**Task a**
Please retype the whole MySQL query thread below, character for character.

**Excerpt**
◇ ◇ ◇ ◇ ◇ ◇ ◇
Which query will execute faster and which is perfect query ?
SELECT
COUNT(*) AS count
FROM
students
WHERE
status = 1
AND
classes_id IN(
SELECT
id
FROM
classes
WHERE
departments_id = 1
);
Or
SELECT
COUNT(*) AS count
FROM
students s
LEFT JOIN
classes c
ON
c.id = s.classes_id
WHERE
status = 1
AND
c.departments_id = 1
I have placed two queries both will output same result. Now I want to know which method will execute faster and which method is correct way ?
You should always use EXPLAIN to determine how your query will run.
Unfortunately, MySQL will execute your subquery as a DEPENDENT QUERY, which means that the subquery will be ran for each row in the outer query. You'd think MySQL would be smart enough to detect that the subquery isn't a correlated subquery and would run it just once, alas, it's not yet that smart.
So, MySQL will scan through all of the rows in students, running the subquery for each row, and not utilizing any indexes on the outer query whatsoever.
Writing the query as a JOIN would allow MySQL to utilize indexes, and the following query would be the optimum way to write it:
SELECT COUNT(*) AS count
FROMstudents s
JOIN classes c
ON c.id = s.classes_id
AND c.departments_id = 1
WHERE s.status = 1
This would utilize the following indexes:
students(`status`)
◇ ◇ ◇ ◇ ◇ ◇ ◇
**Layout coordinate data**
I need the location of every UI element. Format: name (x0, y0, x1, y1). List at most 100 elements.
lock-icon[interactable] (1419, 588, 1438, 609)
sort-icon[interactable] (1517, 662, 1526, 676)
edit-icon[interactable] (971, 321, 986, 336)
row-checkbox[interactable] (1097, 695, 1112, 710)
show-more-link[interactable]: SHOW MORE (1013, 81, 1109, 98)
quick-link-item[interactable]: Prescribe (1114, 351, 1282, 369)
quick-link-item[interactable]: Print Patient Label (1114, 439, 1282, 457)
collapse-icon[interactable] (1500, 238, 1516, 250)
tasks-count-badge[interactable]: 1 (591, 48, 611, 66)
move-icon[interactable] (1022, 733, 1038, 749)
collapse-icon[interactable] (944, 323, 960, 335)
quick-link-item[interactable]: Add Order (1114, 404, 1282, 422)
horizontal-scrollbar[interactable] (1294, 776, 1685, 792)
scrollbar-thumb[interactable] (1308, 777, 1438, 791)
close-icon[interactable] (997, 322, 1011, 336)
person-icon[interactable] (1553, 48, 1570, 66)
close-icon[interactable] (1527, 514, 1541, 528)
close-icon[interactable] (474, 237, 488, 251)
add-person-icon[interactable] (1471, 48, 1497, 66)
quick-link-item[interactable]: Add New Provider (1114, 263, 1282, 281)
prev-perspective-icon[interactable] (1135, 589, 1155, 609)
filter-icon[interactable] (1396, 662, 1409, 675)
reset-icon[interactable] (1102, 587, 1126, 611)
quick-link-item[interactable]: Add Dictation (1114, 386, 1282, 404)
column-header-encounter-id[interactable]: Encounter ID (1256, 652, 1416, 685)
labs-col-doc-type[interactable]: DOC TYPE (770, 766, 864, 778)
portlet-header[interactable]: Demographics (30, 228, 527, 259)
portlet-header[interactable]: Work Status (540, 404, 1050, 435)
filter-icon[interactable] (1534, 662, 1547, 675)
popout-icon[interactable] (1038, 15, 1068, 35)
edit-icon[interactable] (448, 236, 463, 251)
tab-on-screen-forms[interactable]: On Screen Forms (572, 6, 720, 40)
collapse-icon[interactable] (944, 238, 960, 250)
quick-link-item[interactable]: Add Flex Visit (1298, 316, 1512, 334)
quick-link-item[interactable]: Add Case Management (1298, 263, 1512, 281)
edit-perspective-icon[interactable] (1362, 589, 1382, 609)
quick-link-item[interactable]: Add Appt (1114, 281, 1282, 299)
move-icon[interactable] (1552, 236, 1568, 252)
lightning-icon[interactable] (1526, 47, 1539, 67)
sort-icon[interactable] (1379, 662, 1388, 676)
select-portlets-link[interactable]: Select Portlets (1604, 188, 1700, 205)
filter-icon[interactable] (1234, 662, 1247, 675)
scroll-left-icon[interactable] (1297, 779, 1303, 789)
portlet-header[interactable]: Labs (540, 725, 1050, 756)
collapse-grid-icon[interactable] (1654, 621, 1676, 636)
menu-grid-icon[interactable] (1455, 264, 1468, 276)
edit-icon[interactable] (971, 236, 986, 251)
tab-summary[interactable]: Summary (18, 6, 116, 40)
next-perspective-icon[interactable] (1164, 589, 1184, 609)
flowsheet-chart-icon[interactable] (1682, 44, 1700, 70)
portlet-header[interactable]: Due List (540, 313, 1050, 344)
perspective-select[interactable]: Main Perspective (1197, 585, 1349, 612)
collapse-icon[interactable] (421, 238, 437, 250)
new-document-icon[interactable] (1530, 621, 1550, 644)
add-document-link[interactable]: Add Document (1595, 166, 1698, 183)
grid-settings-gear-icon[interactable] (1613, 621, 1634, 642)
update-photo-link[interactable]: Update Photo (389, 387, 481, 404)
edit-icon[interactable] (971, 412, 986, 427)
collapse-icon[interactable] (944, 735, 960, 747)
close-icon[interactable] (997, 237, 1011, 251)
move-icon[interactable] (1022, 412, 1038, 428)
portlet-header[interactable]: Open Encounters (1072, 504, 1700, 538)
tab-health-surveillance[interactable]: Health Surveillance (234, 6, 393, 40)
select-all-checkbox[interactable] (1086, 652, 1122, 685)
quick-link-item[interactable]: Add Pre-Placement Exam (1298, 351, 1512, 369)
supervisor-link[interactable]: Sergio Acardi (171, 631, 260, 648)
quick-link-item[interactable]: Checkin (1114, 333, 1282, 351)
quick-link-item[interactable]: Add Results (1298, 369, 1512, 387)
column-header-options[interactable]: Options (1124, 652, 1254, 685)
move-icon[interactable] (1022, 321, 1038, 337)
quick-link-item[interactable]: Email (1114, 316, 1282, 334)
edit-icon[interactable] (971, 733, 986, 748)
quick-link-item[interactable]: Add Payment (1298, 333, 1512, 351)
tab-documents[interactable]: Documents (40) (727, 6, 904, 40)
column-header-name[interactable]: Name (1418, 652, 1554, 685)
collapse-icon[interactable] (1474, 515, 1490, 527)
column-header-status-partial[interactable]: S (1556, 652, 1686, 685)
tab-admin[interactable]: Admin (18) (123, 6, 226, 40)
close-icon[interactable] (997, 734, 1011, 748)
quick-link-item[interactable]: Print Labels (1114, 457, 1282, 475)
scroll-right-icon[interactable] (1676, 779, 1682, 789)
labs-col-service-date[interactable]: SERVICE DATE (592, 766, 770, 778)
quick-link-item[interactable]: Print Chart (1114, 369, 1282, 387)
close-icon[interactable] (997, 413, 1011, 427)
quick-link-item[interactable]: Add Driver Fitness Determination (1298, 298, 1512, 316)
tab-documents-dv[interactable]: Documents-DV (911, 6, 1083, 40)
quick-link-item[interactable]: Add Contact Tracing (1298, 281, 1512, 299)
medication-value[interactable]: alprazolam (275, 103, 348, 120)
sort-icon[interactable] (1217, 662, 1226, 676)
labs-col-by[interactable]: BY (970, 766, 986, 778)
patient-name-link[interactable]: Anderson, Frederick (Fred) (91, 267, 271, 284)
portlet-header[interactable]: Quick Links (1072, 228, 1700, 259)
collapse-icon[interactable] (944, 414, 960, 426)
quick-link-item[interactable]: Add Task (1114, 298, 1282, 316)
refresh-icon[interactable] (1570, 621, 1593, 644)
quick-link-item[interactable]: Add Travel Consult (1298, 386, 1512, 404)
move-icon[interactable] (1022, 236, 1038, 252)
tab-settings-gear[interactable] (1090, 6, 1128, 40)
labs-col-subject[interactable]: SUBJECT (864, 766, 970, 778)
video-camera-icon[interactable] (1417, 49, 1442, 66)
◇ ◇ ◇ ◇ ◇ ◇ ◇
**Task b**
Echo everything in the records from the very first line down to the line containing "collapse-icon[interactable] (944, 323, 960, 335)", including both of those lines.

**Task solution a**
Which query will execute faster and which is perfect query ?
SELECT
COUNT(*) AS count
FROM
students
WHERE
status = 1
AND
classes_id IN(
SELECT
id
FROM
classes
WHERE
departments_id = 1
);
Or
SELECT
COUNT(*) AS count
FROM
students s
LEFT JOIN
classes c
ON
c.id = s.classes_id
WHERE
status = 1
AND
c.departments_id = 1
I have placed two queries both will output same result. Now I want to know which method will execute faster and which method is correct way ?
You should always use EXPLAIN to determine how your query will run.
Unfortunately, MySQL will execute your subquery as a DEPENDENT QUERY, which means that the subquery will be ran for each row in the outer query. You'd think MySQL would be smart enough to detect that the subquery isn't a correlated subquery and would run it just once, alas, it's not yet that smart.
So, MySQL will scan through all of the rows in students, running the subquery for each row, and not utilizing any indexes on the outer query whatsoever.
Writing the query as a JOIN would allow MySQL to utilize indexes, and the following query would be the optimum way to write it:
SELECT COUNT(*) AS count
FROMstudents s
JOIN classes c
ON c.id = s.classes_id
AND c.departments_id = 1
WHERE s.status = 1
This would utilize the following indexes:
students(`status`)

**Task solution b**
I need the location of every UI element. Format: name (x0, y0, x1, y1). List at most 100 elements.
lock-icon[interactable] (1419, 588, 1438, 609)
sort-icon[interactable] (1517, 662, 1526, 676)
edit-icon[interactable] (971, 321, 986, 336)
row-checkbox[interactable] (1097, 695, 1112, 710)
show-more-link[interactable]: SHOW MORE (1013, 81, 1109, 98)
quick-link-item[interactable]: Prescribe (1114, 351, 1282, 369)
quick-link-item[interactable]: Print Patient Label (1114, 439, 1282, 457)
collapse-icon[interactable] (1500, 238, 1516, 250)
tasks-count-badge[interactable]: 1 (591, 48, 611, 66)
move-icon[interactable] (1022, 733, 1038, 749)
collapse-icon[interactable] (944, 323, 960, 335)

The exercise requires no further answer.